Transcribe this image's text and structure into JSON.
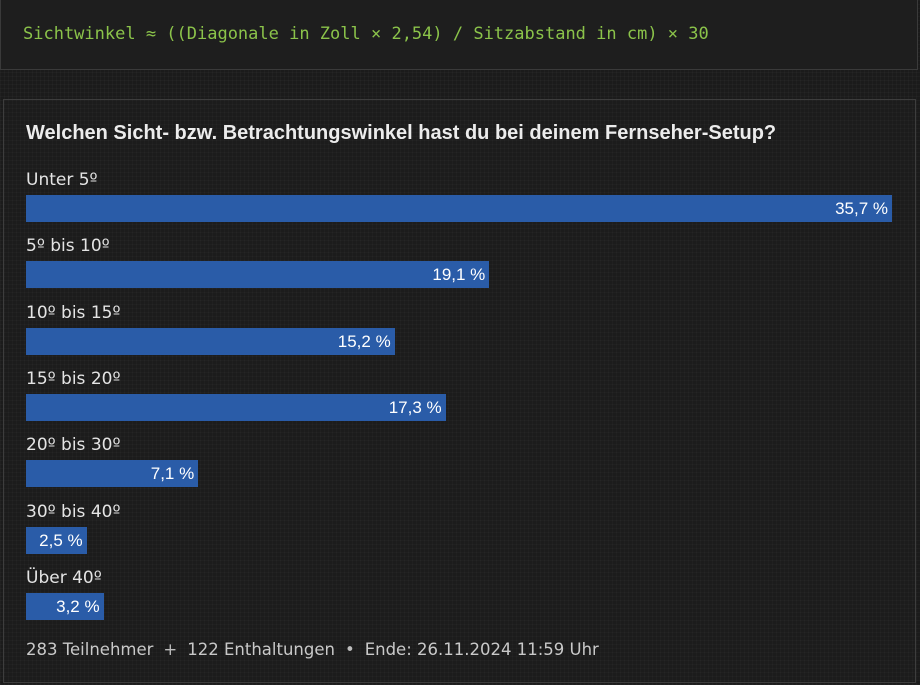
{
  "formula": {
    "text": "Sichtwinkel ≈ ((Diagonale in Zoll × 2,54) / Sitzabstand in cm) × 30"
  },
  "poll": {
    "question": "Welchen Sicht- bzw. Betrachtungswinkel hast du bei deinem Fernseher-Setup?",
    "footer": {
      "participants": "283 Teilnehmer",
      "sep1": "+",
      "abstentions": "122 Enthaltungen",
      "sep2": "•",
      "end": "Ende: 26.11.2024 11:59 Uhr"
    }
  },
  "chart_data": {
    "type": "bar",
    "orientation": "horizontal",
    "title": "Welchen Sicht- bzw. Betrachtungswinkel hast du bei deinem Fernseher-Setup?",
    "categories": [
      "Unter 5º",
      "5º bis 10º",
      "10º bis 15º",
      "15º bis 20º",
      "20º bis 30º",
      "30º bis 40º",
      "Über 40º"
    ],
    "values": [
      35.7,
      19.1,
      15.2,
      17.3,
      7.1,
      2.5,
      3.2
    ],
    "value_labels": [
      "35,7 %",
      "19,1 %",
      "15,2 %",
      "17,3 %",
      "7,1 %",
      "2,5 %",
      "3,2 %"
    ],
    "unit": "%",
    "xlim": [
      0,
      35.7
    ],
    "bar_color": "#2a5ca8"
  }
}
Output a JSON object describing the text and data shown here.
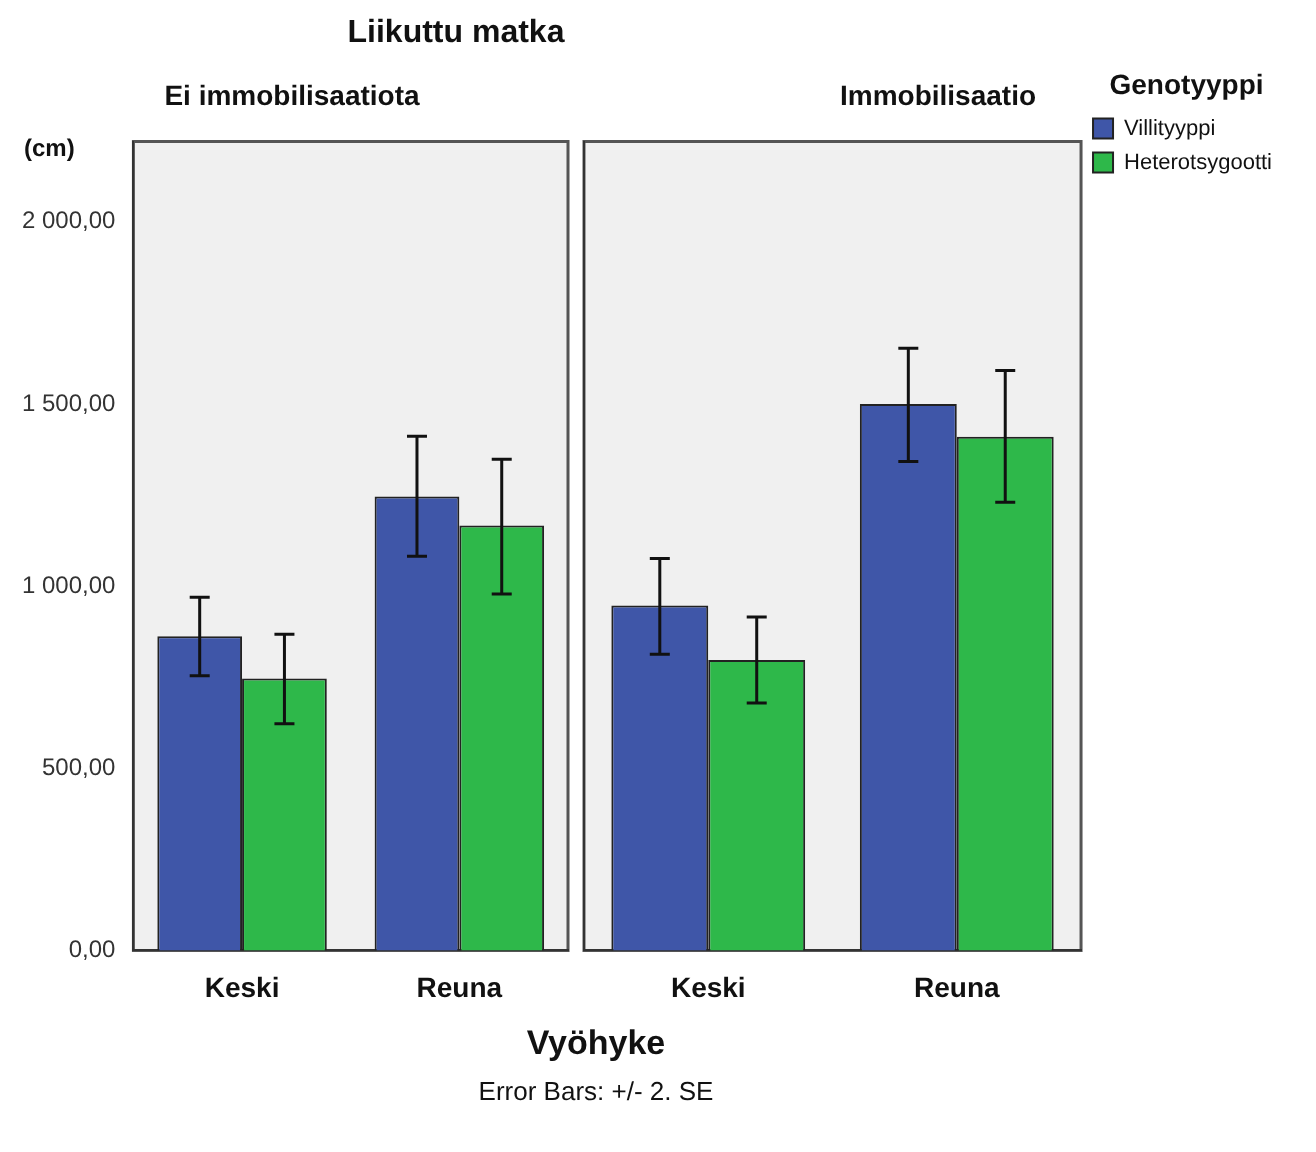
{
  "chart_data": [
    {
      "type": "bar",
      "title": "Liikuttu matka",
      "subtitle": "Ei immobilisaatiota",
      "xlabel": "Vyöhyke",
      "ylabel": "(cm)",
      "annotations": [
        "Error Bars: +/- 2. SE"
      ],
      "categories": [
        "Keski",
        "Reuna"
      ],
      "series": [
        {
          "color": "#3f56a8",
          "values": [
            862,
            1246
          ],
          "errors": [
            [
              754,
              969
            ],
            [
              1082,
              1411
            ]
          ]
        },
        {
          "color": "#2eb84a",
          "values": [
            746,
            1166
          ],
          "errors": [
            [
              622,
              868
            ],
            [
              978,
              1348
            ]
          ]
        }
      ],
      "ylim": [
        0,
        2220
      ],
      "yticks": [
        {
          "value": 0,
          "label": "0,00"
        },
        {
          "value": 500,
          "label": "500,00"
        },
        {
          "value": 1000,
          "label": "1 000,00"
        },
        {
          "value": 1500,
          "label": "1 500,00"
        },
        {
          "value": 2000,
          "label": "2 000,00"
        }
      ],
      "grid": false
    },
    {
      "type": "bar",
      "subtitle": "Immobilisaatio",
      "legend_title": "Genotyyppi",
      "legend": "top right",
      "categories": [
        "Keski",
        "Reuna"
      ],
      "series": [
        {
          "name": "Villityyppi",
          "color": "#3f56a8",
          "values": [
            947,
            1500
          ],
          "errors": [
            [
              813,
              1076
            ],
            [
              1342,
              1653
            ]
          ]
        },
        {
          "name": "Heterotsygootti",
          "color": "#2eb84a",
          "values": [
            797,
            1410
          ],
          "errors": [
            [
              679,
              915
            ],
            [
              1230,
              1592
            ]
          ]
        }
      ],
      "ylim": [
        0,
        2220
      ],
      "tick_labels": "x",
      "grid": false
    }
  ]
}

════════

Identify the lines that hold the word "Fernseher". Copy every one of them.

    "question": "Welchen Sicht- bzw. Betrachtungswinkel hast du bei deinem Fernseher-Setup?",
    "title": "Welchen Sicht- bzw. Betrachtungswinkel hast du bei deinem Fernseher-Setup?",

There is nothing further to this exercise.